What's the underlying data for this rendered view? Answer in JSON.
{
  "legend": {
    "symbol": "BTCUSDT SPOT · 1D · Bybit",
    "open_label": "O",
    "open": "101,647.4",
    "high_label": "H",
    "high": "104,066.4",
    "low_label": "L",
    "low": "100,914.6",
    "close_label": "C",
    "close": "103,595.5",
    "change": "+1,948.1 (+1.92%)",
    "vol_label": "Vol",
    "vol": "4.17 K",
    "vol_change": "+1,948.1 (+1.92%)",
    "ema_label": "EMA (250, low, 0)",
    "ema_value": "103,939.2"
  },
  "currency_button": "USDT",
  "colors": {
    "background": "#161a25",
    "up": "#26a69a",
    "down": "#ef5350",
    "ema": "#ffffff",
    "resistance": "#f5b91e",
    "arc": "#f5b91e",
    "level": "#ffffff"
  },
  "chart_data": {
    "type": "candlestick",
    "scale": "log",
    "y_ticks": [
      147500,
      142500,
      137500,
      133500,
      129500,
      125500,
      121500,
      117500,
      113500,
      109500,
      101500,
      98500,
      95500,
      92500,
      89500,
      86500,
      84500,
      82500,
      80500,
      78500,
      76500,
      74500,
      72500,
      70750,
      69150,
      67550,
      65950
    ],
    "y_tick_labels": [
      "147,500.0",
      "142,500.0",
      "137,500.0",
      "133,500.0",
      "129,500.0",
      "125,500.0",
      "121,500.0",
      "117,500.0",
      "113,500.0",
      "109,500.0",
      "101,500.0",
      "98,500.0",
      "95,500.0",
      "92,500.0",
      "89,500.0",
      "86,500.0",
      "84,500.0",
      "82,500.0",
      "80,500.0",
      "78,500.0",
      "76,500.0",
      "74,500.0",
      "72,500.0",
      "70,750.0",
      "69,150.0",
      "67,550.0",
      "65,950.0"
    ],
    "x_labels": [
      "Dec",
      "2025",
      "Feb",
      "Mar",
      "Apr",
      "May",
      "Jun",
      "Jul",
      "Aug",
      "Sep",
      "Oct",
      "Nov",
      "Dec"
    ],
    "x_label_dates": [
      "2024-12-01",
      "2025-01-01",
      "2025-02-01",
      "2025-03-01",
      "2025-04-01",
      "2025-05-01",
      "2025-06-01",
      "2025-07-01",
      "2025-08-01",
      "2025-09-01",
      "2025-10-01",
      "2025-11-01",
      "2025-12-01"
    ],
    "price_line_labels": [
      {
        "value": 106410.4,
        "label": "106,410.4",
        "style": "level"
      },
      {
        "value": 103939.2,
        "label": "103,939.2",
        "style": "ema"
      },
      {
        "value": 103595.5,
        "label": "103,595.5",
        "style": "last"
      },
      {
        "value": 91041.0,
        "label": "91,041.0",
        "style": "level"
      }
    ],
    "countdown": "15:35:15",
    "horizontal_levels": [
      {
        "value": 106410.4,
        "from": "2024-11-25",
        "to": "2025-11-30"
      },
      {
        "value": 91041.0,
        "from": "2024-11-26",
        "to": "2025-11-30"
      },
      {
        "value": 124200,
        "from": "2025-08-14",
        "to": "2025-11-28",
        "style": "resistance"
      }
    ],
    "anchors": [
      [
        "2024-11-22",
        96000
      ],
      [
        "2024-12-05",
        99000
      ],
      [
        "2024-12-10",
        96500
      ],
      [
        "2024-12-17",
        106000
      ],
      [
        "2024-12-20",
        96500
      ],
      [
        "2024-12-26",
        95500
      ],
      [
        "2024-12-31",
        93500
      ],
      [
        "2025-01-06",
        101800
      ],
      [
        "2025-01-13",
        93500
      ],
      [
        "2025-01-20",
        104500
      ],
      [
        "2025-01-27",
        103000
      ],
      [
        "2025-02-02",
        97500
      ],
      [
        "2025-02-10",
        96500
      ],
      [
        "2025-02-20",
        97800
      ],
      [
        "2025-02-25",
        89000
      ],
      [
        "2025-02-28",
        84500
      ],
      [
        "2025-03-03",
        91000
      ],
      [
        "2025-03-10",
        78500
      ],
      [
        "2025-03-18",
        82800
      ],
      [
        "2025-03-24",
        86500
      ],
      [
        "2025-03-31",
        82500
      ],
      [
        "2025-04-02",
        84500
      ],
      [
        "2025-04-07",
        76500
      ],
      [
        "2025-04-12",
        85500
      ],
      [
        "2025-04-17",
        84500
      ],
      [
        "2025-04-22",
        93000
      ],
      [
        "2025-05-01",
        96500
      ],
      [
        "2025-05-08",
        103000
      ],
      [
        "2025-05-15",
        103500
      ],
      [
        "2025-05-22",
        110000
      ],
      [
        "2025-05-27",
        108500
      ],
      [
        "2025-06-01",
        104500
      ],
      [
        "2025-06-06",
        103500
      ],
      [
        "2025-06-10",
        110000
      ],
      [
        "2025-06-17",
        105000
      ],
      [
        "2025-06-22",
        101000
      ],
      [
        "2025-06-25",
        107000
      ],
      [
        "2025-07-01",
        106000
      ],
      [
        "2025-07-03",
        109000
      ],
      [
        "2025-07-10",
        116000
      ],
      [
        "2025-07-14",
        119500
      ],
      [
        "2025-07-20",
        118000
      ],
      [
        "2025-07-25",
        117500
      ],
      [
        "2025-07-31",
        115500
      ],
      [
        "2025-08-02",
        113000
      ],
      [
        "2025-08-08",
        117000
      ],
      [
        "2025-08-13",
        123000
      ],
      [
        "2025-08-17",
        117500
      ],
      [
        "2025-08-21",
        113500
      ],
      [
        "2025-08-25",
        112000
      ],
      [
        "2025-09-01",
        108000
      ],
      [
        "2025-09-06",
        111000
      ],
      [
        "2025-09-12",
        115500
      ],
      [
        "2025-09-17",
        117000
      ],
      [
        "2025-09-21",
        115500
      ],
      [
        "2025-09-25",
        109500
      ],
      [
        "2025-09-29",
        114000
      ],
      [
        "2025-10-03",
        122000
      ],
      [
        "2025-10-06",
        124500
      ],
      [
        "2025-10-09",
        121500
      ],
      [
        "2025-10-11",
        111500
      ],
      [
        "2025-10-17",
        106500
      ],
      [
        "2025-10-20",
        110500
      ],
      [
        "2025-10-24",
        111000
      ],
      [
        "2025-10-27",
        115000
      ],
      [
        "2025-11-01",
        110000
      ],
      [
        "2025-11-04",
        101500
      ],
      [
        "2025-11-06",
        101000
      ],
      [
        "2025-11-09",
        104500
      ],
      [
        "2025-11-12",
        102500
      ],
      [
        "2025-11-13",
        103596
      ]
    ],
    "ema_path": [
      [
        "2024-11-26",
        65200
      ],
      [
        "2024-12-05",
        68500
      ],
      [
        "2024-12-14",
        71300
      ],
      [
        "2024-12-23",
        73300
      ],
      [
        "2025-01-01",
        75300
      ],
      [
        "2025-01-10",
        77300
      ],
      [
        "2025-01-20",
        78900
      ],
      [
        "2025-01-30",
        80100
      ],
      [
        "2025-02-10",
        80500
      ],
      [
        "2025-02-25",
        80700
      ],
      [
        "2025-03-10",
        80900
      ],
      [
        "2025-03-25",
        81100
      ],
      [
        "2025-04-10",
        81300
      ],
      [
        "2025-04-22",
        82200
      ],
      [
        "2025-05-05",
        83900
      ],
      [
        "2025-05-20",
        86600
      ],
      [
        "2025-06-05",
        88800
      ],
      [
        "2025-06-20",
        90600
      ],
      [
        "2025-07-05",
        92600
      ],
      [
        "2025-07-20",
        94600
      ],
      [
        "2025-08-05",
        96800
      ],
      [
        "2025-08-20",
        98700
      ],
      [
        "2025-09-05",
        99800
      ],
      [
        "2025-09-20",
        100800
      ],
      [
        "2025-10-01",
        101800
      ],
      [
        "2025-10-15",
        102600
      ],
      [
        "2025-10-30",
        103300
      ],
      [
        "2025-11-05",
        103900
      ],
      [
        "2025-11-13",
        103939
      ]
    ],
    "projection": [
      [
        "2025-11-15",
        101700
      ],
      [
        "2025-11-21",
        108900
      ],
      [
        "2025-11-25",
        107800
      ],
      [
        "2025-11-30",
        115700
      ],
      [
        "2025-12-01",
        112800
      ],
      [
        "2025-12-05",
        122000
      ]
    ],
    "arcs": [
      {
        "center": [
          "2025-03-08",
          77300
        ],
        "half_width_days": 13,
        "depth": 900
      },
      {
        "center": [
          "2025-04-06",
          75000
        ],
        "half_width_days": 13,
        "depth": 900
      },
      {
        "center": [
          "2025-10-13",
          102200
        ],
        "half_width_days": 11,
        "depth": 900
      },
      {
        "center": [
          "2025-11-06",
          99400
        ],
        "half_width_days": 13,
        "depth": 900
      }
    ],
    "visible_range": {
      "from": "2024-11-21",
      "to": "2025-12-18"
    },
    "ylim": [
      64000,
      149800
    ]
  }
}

### STATED TASK
Search the data above for the string "style" and return every line that has it.

### EXERCISE RESPONSE
        "style": "level"
        "style": "ema"
        "style": "last"
        "style": "level"
        "style": "resistance"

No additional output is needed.